Set problem – For the listing below, give the count of lines containing the string "document" and nothing else.

Supplied records –
========

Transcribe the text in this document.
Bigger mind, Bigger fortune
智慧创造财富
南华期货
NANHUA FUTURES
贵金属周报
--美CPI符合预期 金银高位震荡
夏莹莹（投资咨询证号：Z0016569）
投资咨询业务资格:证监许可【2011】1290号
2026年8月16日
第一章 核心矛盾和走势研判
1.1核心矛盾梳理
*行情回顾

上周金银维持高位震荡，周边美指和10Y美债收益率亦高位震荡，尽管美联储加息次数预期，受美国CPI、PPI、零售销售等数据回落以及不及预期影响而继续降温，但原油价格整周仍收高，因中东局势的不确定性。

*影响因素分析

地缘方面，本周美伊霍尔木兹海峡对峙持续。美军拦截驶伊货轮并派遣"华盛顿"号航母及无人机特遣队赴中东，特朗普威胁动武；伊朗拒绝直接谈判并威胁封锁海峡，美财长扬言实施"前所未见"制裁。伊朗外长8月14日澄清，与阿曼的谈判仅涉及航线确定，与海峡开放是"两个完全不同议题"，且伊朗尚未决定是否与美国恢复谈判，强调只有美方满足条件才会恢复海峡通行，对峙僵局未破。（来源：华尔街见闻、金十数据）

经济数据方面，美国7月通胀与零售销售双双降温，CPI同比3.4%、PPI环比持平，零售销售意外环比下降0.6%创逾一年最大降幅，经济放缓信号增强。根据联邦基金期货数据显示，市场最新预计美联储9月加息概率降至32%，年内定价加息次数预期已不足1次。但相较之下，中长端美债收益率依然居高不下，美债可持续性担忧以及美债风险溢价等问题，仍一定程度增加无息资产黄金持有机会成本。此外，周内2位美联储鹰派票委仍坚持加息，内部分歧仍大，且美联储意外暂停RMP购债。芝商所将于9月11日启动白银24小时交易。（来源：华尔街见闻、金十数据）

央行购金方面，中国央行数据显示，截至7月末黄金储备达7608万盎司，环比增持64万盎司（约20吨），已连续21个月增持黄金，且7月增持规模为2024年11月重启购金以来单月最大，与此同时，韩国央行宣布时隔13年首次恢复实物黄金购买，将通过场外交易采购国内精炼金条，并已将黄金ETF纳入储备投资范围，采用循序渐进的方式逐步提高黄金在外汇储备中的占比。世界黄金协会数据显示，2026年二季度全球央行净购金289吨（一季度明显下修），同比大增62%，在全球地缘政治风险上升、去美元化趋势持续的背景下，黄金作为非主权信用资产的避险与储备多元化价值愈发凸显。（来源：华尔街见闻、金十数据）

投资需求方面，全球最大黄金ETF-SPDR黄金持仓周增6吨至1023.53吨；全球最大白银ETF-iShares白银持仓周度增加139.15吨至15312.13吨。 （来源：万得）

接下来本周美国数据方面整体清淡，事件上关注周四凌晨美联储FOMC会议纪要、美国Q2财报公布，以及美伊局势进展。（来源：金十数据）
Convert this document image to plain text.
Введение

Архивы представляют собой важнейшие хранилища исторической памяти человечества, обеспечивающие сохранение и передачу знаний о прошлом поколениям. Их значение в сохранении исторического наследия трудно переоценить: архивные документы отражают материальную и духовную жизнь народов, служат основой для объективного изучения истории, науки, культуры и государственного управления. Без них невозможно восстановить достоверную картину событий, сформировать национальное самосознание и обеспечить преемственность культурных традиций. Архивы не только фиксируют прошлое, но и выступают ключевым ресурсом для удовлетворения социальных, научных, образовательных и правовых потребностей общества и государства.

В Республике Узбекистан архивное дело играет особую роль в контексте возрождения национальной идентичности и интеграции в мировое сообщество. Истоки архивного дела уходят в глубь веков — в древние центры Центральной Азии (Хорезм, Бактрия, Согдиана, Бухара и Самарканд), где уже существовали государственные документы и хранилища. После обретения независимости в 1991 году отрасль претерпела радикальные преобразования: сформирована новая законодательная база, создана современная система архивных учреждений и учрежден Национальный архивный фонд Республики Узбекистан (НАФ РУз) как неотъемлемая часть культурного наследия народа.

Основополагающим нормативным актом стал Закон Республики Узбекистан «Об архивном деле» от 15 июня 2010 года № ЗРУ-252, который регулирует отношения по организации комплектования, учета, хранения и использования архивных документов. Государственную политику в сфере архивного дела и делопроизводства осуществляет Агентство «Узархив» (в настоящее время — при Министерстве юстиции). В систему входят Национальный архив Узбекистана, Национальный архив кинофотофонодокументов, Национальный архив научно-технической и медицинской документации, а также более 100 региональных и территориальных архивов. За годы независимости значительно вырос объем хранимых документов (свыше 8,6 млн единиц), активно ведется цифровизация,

========

Result of the task – 2